__Extracted records__:
□ □ □ □ □

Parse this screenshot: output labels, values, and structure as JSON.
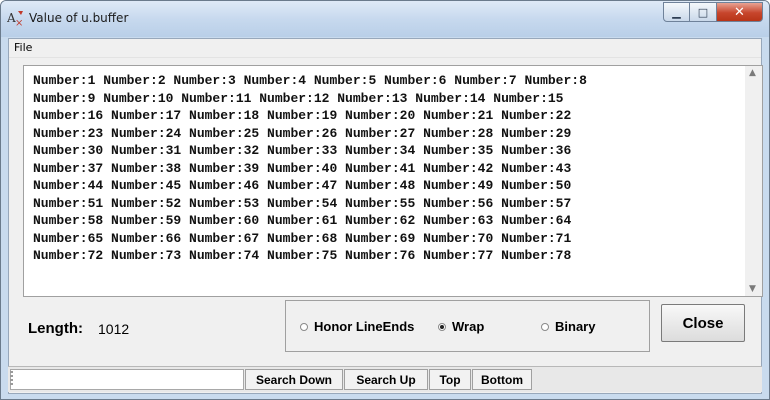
{
  "window": {
    "title": "Value of u.buffer"
  },
  "menu": {
    "file": "File"
  },
  "buffer": {
    "lines": [
      "Number:1 Number:2 Number:3 Number:4 Number:5 Number:6 Number:7 Number:8",
      "Number:9 Number:10 Number:11 Number:12 Number:13 Number:14 Number:15",
      "Number:16 Number:17 Number:18 Number:19 Number:20 Number:21 Number:22",
      "Number:23 Number:24 Number:25 Number:26 Number:27 Number:28 Number:29",
      "Number:30 Number:31 Number:32 Number:33 Number:34 Number:35 Number:36",
      "Number:37 Number:38 Number:39 Number:40 Number:41 Number:42 Number:43",
      "Number:44 Number:45 Number:46 Number:47 Number:48 Number:49 Number:50",
      "Number:51 Number:52 Number:53 Number:54 Number:55 Number:56 Number:57",
      "Number:58 Number:59 Number:60 Number:61 Number:62 Number:63 Number:64",
      "Number:65 Number:66 Number:67 Number:68 Number:69 Number:70 Number:71",
      "Number:72 Number:73 Number:74 Number:75 Number:76 Number:77 Number:78"
    ]
  },
  "status": {
    "length_label": "Length:",
    "length_value": "1012"
  },
  "options": {
    "honor_lineends": "Honor LineEnds",
    "wrap": "Wrap",
    "binary": "Binary",
    "selected": "wrap"
  },
  "buttons": {
    "close": "Close",
    "search_down": "Search Down",
    "search_up": "Search Up",
    "top": "Top",
    "bottom": "Bottom"
  },
  "search": {
    "value": ""
  },
  "icons": {
    "app": "font-icon",
    "close": "close-icon",
    "maximize": "maximize-icon",
    "minimize": "minimize-icon"
  }
}
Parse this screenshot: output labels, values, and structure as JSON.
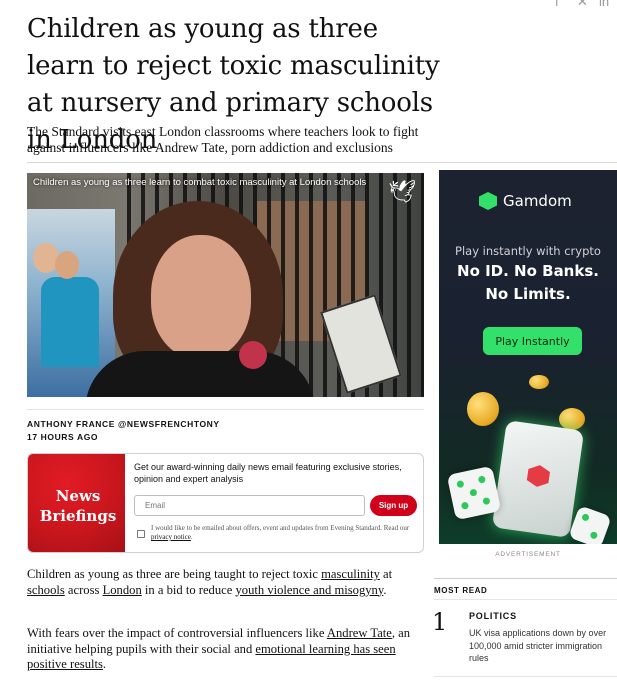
{
  "article": {
    "headline": "Children as young as three learn to reject toxic masculinity at nursery and primary schools in London",
    "standfirst": "The Standard visits east London classrooms where teachers look to fight against influencers like Andrew Tate, porn addiction and exclusions",
    "video": {
      "caption": "Children as young as three learn to combat toxic masculinity at London schools",
      "logo_icon": "standard-bird-icon"
    },
    "byline": {
      "author": "ANTHONY FRANCE @NEWSFRENCHTONY",
      "time": "17 HOURS AGO"
    },
    "body": {
      "p1": {
        "t1": "Children as young as three are being taught to reject toxic ",
        "l1": "masculinity",
        "t2": " at ",
        "l2": "schools",
        "t3": " across ",
        "l3": "London",
        "t4": " in a bid to reduce ",
        "l4": "youth violence and misogyny",
        "t5": "."
      },
      "p2": {
        "t1": "With fears over the impact of controversial influencers like ",
        "l1": "Andrew Tate",
        "t2": ", an initiative helping pupils with their social and ",
        "l2": "emotional learning has seen positive results",
        "t3": "."
      }
    }
  },
  "newsletter": {
    "image_text": "News Briefings",
    "promo": "Get our award-winning daily news email featuring exclusive stories, opinion and expert analysis",
    "email_placeholder": "Email",
    "signup_label": "Sign up",
    "consent_text": "I would like to be emailed about offers, event and updates from Evening Standard. Read our ",
    "privacy_link": "privacy notice",
    "consent_end": ".",
    "accent_color": "#d0021b"
  },
  "ad": {
    "brand": "Gamdom",
    "tagline": "Play instantly with crypto",
    "headline1": "No ID. No Banks.",
    "headline2": "No Limits.",
    "cta": "Play Instantly",
    "label": "ADVERTISEMENT",
    "accent_color": "#33e06a"
  },
  "most_read": {
    "title": "MOST READ",
    "items": [
      {
        "rank": "1",
        "category": "POLITICS",
        "headline": "UK visa applications down by over 100,000 amid stricter immigration rules"
      }
    ]
  },
  "share_icons": [
    "facebook-icon",
    "x-icon",
    "linkedin-icon"
  ]
}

□ □ □ □ □

__Instructions for the task__:
Show the lines that mention the word "Tate".

__Response for this exercise__:
    "standfirst": "The Standard visits east London classrooms where teachers look to fight against influencers like Andrew Tate, porn addiction and exclusions",
        "l1": "Andrew Tate",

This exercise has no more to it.